- [SET TASK] Pull each line holding the word "this" from the data.

Stored data entries
------------------------------------------------

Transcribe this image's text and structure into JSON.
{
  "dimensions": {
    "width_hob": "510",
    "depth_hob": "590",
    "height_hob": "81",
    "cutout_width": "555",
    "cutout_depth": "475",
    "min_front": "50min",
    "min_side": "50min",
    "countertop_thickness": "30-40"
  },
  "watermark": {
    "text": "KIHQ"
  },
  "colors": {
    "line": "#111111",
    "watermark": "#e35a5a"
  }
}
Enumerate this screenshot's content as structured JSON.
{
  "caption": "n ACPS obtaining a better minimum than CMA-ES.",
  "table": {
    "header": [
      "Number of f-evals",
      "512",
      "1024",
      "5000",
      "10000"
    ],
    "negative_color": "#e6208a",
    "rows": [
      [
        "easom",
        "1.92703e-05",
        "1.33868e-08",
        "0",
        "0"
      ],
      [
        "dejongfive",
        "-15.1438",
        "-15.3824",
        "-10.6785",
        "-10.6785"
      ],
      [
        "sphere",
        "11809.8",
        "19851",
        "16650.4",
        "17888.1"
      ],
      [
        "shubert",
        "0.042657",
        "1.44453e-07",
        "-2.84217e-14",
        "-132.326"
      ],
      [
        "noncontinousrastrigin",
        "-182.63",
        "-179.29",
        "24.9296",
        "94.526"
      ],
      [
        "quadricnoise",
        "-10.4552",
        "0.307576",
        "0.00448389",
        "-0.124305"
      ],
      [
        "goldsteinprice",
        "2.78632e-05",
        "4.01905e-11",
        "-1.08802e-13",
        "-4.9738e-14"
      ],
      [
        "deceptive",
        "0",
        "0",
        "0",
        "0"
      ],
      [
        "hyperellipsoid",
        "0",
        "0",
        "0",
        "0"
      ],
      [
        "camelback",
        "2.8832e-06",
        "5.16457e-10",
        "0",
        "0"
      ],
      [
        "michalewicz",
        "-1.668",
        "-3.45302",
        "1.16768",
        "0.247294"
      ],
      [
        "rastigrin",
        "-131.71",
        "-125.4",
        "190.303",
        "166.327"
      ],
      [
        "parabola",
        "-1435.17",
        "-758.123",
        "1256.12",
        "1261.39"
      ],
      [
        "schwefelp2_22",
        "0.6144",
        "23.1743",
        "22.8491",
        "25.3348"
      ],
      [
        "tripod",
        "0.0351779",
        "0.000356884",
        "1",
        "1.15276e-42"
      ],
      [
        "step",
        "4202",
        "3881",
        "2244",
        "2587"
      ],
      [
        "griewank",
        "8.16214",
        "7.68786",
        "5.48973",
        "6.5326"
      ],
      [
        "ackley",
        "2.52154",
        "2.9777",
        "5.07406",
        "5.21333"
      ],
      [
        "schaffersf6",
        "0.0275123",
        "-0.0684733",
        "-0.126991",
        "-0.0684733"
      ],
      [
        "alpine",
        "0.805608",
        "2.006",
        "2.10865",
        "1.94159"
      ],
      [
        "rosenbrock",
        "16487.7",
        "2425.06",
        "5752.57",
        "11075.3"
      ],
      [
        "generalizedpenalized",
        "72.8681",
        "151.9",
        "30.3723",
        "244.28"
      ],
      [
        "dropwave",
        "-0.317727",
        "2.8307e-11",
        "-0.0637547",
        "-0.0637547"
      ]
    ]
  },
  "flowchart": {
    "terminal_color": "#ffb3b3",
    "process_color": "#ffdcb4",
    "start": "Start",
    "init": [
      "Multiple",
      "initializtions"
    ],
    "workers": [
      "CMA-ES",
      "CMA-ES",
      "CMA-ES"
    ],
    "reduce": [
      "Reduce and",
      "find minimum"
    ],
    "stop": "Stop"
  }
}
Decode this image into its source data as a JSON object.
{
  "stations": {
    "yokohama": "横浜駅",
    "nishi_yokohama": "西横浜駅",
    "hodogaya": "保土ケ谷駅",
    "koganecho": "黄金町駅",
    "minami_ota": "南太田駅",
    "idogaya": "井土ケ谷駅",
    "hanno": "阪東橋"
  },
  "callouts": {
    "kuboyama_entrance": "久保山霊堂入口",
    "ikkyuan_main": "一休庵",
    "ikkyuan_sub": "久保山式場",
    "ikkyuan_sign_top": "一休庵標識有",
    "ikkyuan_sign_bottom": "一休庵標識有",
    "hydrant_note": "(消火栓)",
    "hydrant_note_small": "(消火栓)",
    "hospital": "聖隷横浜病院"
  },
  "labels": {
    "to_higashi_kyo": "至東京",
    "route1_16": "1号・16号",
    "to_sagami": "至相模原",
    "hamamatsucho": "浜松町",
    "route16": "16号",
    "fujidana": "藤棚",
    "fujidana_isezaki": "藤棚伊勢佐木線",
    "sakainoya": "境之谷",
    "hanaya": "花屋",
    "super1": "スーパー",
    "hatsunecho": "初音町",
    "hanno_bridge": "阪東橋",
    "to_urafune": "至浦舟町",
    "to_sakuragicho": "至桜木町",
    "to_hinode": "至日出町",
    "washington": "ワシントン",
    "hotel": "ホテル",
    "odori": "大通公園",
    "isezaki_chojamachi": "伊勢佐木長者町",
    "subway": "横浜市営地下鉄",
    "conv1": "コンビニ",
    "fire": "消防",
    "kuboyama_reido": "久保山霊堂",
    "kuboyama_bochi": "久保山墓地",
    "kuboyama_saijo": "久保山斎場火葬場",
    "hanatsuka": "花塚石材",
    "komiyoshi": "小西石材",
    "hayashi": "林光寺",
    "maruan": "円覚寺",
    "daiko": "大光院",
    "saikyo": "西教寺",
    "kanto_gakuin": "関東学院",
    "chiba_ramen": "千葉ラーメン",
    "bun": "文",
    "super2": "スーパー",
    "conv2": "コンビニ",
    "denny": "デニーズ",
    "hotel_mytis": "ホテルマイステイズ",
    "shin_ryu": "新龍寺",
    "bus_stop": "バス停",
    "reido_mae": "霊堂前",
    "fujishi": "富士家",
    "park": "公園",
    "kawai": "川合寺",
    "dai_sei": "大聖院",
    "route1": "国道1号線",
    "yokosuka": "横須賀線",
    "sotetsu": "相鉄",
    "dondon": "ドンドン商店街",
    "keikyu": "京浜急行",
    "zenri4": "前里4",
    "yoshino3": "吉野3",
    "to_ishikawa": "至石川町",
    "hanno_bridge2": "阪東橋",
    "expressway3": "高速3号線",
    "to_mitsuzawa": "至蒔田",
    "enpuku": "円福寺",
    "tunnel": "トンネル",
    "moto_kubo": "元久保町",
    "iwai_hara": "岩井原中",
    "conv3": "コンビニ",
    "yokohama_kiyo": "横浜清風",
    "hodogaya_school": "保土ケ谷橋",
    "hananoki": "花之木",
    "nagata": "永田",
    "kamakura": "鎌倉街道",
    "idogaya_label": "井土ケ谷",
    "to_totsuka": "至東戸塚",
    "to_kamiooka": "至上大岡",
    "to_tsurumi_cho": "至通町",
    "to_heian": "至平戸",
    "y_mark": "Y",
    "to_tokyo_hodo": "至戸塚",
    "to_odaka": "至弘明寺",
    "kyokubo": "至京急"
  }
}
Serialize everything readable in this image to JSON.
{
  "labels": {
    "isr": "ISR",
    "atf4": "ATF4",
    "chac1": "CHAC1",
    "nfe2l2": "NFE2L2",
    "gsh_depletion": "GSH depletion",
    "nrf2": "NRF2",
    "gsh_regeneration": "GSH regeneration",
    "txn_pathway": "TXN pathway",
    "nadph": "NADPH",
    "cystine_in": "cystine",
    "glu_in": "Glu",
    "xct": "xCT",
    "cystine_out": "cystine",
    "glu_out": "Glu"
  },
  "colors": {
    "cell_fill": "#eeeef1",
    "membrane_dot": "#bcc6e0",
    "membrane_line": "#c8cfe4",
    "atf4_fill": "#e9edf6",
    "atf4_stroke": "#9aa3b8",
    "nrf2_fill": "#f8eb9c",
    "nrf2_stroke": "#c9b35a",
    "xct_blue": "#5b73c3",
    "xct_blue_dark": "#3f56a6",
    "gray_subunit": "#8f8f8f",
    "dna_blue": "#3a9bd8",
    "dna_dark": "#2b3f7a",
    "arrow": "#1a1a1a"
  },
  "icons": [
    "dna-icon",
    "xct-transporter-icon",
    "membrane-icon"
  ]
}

------------------------------------------------

- [OUTPUT OF THE EXERCISE]
Transcribe this image's text and structure into JSON.
Enumerate this screenshot's content as structured JSON.
Decode this image into its source data as a JSON object.
Serialize everything readable in this image to JSON.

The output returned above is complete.